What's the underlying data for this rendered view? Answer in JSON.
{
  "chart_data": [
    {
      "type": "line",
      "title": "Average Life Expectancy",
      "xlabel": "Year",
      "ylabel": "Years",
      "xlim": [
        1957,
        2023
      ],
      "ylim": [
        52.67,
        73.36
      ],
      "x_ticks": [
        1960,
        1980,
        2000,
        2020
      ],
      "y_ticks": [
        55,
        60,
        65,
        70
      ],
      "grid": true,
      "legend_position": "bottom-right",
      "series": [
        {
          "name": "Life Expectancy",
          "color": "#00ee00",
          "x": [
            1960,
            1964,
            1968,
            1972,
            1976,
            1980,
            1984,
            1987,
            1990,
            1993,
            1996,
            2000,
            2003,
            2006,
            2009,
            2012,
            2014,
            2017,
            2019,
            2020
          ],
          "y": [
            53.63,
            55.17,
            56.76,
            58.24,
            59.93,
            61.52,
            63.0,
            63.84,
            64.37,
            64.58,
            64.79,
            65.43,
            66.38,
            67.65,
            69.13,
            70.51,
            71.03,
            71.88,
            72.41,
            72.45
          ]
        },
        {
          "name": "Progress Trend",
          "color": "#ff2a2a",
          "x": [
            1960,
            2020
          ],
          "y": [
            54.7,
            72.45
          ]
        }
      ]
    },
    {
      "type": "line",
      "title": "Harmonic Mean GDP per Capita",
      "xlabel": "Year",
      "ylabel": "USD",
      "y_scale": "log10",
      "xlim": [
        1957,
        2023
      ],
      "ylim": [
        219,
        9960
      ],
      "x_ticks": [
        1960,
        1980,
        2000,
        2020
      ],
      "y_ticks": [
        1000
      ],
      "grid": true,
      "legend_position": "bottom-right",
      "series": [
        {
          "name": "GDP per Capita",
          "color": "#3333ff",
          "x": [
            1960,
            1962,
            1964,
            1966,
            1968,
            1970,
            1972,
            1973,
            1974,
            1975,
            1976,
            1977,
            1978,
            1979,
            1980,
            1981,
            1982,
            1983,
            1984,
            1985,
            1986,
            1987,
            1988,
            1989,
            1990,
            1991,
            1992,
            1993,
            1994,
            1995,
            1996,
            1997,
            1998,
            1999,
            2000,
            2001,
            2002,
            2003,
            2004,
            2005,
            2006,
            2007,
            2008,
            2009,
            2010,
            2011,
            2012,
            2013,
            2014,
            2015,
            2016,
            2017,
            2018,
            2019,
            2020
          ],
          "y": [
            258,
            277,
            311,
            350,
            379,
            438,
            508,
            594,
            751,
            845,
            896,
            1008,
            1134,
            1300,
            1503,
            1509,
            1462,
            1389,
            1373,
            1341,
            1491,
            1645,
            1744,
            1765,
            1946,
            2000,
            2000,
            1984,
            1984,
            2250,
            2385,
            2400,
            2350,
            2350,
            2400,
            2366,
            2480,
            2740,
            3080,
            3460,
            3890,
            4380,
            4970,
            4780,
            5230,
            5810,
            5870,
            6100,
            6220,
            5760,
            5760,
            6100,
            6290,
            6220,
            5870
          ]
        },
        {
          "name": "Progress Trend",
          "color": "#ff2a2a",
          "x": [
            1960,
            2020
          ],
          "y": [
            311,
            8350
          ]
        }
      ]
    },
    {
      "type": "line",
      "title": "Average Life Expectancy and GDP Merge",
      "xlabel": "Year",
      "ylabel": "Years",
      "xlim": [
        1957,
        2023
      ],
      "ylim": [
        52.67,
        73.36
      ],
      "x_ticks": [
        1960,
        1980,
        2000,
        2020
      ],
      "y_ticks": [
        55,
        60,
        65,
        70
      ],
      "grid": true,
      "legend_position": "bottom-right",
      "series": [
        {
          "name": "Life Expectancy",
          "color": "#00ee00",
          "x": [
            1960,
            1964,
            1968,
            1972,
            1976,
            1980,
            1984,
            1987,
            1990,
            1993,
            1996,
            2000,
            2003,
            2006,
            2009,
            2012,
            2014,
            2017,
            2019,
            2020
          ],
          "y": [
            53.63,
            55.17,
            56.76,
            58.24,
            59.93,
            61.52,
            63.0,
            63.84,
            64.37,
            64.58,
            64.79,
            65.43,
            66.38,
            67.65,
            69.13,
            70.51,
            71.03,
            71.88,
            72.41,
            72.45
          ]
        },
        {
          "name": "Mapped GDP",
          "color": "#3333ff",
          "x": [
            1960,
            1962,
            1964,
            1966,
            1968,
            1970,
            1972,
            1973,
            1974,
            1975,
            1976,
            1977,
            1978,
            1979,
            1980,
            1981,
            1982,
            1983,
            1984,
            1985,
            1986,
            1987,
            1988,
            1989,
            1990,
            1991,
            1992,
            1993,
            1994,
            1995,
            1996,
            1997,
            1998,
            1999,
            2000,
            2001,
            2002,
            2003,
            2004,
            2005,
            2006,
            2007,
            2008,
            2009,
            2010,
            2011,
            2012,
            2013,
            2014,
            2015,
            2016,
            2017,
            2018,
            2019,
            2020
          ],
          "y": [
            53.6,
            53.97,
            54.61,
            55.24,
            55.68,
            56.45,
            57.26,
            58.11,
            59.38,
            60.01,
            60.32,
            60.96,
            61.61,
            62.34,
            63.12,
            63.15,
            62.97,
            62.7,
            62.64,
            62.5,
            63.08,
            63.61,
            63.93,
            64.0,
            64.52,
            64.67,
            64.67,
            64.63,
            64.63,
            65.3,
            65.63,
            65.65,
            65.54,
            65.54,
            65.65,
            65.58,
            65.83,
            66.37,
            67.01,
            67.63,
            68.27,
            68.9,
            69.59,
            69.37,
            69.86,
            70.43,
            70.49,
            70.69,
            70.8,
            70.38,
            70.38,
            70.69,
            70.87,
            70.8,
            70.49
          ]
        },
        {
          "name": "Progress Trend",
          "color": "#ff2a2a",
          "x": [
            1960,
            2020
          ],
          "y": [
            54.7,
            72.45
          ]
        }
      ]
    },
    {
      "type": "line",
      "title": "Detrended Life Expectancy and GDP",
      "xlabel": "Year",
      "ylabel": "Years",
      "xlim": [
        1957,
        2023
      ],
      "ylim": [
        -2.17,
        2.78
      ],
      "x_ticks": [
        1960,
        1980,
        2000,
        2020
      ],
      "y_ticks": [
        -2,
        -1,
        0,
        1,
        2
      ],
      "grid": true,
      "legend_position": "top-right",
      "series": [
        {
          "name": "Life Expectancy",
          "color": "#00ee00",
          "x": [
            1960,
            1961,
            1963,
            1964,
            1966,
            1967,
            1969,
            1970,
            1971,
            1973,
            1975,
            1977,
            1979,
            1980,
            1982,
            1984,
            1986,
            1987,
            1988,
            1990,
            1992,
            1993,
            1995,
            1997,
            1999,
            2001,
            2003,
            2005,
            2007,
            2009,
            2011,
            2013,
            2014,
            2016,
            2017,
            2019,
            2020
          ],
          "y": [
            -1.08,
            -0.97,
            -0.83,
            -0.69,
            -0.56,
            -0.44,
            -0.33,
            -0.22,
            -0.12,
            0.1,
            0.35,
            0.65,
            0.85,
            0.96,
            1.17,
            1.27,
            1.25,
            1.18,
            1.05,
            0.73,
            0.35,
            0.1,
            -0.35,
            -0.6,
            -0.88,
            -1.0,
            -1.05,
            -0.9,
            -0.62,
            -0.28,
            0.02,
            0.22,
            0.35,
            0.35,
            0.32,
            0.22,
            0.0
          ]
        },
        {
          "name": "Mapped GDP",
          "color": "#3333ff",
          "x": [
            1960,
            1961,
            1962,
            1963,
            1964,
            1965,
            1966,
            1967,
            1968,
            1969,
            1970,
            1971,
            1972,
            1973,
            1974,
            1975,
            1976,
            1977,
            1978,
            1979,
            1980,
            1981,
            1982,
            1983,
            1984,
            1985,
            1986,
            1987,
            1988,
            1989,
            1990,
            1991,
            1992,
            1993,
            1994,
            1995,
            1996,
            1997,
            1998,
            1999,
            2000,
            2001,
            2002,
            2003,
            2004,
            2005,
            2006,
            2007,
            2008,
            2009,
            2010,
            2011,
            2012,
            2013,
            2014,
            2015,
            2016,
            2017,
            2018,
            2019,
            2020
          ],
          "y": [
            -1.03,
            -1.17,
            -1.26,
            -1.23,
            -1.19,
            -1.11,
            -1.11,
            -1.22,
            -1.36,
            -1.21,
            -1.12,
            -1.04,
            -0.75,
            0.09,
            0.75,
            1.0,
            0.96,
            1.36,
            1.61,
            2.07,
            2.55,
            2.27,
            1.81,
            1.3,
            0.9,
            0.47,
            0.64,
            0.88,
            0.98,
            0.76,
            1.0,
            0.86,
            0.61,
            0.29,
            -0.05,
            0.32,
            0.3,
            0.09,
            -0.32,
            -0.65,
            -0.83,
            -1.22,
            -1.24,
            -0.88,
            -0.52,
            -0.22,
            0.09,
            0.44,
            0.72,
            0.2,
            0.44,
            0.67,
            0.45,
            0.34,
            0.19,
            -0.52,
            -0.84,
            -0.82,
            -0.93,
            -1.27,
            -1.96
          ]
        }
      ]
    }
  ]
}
....................
• [The exercise] Extract every line of the records above that contains the word "Capita".

• [Result for this task]
      "title": "Harmonic Mean GDP per Capita",
          "name": "GDP per Capita",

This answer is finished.